__Given request__: Restate the entries word for word, omitting nothing.

= = = =

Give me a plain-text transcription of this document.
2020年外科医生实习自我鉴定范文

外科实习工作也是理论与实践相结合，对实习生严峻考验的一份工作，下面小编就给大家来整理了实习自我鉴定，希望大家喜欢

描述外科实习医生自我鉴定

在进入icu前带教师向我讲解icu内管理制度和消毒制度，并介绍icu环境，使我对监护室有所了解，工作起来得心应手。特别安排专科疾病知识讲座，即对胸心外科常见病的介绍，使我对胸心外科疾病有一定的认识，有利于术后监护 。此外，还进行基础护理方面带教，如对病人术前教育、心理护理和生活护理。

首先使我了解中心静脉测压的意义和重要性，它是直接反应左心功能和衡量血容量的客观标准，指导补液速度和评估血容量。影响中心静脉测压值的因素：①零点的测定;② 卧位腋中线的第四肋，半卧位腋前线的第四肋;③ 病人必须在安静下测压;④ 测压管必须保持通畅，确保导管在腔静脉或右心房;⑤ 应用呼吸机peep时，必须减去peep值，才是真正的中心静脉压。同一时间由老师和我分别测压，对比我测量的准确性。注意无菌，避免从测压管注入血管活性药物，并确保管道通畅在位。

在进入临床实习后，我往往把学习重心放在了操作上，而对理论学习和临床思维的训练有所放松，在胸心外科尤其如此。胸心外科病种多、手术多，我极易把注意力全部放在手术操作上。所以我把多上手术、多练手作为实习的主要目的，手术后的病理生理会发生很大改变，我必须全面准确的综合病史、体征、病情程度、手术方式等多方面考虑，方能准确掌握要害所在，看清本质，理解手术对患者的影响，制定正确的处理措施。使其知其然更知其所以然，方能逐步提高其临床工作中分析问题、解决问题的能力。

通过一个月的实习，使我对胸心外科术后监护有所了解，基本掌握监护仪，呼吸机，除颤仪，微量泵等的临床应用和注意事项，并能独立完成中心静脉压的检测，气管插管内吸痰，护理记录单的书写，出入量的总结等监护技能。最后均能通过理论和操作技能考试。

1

= = = =

__Result__:
Give me a plain-text transcription of this document.
2020年外科医生实习自我鉴定范文

外科实习工作也是理论与实践相结合，对实习生严峻考验的一份工作，下面小编就给大家来整理了实习自我鉴定，希望大家喜欢

描述外科实习医生自我鉴定

在进入icu前带教师向我讲解icu内管理制度和消毒制度，并介绍icu环境，使我对监护室有所了解，工作起来得心应手。特别安排专科疾病知识讲座，即对胸心外科常见病的介绍，使我对胸心外科疾病有一定的认识，有利于术后监护 。此外，还进行基础护理方面带教，如对病人术前教育、心理护理和生活护理。

首先使我了解中心静脉测压的意义和重要性，它是直接反应左心功能和衡量血容量的客观标准，指导补液速度和评估血容量。影响中心静脉测压值的因素：①零点的测定;② 卧位腋中线的第四肋，半卧位腋前线的第四肋;③ 病人必须在安静下测压;④ 测压管必须保持通畅，确保导管在腔静脉或右心房;⑤ 应用呼吸机peep时，必须减去peep值，才是真正的中心静脉压。同一时间由老师和我分别测压，对比我测量的准确性。注意无菌，避免从测压管注入血管活性药物，并确保管道通畅在位。

在进入临床实习后，我往往把学习重心放在了操作上，而对理论学习和临床思维的训练有所放松，在胸心外科尤其如此。胸心外科病种多、手术多，我极易把注意力全部放在手术操作上。所以我把多上手术、多练手作为实习的主要目的，手术后的病理生理会发生很大改变，我必须全面准确的综合病史、体征、病情程度、手术方式等多方面考虑，方能准确掌握要害所在，看清本质，理解手术对患者的影响，制定正确的处理措施。使其知其然更知其所以然，方能逐步提高其临床工作中分析问题、解决问题的能力。

通过一个月的实习，使我对胸心外科术后监护有所了解，基本掌握监护仪，呼吸机，除颤仪，微量泵等的临床应用和注意事项，并能独立完成中心静脉压的检测，气管插管内吸痰，护理记录单的书写，出入量的总结等监护技能。最后均能通过理论和操作技能考试。

1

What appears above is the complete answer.